What is asked: Please write out the entries word for word, beginning with the first line and stopping after the line that contains "address-input[interactable] [915, 242, 1457, 292]", including that line.

[Dataset rows]
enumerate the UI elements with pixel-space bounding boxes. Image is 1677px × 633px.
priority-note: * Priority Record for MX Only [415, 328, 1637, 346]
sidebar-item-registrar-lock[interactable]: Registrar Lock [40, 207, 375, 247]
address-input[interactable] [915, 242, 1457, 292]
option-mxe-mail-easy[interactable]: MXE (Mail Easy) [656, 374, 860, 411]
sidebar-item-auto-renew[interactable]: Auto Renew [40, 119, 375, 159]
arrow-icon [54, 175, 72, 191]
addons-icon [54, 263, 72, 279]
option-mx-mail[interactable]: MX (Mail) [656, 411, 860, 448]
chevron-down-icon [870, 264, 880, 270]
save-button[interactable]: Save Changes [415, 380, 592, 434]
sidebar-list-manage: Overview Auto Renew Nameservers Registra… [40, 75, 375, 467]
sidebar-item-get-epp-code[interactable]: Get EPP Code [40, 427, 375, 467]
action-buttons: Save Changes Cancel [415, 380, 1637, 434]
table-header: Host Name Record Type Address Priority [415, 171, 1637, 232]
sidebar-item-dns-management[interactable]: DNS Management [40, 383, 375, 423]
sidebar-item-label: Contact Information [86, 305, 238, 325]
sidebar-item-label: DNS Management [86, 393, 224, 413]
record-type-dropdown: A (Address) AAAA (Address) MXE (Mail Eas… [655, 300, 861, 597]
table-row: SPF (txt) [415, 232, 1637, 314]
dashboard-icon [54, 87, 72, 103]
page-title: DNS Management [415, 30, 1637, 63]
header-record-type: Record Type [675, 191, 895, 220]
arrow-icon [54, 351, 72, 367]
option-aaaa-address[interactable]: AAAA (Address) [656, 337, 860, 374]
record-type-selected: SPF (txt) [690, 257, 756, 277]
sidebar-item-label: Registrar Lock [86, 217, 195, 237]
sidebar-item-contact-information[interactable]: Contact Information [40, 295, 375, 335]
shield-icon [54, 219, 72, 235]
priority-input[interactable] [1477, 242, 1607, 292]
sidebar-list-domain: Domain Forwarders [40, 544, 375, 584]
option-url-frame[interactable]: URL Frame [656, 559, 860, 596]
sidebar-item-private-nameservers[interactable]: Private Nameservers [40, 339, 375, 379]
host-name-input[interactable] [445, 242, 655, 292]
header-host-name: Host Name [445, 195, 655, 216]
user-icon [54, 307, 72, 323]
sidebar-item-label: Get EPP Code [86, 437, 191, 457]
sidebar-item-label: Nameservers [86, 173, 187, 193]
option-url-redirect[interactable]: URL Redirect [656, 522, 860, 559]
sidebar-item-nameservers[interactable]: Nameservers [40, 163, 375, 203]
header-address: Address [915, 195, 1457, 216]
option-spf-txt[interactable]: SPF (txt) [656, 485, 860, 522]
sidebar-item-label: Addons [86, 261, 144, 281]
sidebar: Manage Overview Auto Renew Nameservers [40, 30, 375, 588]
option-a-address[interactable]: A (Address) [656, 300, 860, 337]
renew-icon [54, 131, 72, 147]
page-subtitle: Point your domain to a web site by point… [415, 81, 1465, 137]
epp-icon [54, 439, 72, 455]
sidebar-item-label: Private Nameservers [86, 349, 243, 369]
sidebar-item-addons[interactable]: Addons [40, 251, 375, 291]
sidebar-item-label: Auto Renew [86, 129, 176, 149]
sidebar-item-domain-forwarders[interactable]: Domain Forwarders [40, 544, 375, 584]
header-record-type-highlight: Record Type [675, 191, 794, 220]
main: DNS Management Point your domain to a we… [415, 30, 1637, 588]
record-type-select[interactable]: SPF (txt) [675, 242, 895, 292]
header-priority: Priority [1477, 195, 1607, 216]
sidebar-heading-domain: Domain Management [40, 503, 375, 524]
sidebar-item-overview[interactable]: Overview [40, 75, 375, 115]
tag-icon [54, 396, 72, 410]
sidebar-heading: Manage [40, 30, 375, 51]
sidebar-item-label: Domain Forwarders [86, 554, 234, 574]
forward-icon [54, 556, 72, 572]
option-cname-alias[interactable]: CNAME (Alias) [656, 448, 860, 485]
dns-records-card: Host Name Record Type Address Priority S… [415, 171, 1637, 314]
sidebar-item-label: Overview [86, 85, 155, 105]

Written response:
enumerate the UI elements with pixel-space bounding boxes. Image is 1677px × 633px.
priority-note: * Priority Record for MX Only [415, 328, 1637, 346]
sidebar-item-registrar-lock[interactable]: Registrar Lock [40, 207, 375, 247]
address-input[interactable] [915, 242, 1457, 292]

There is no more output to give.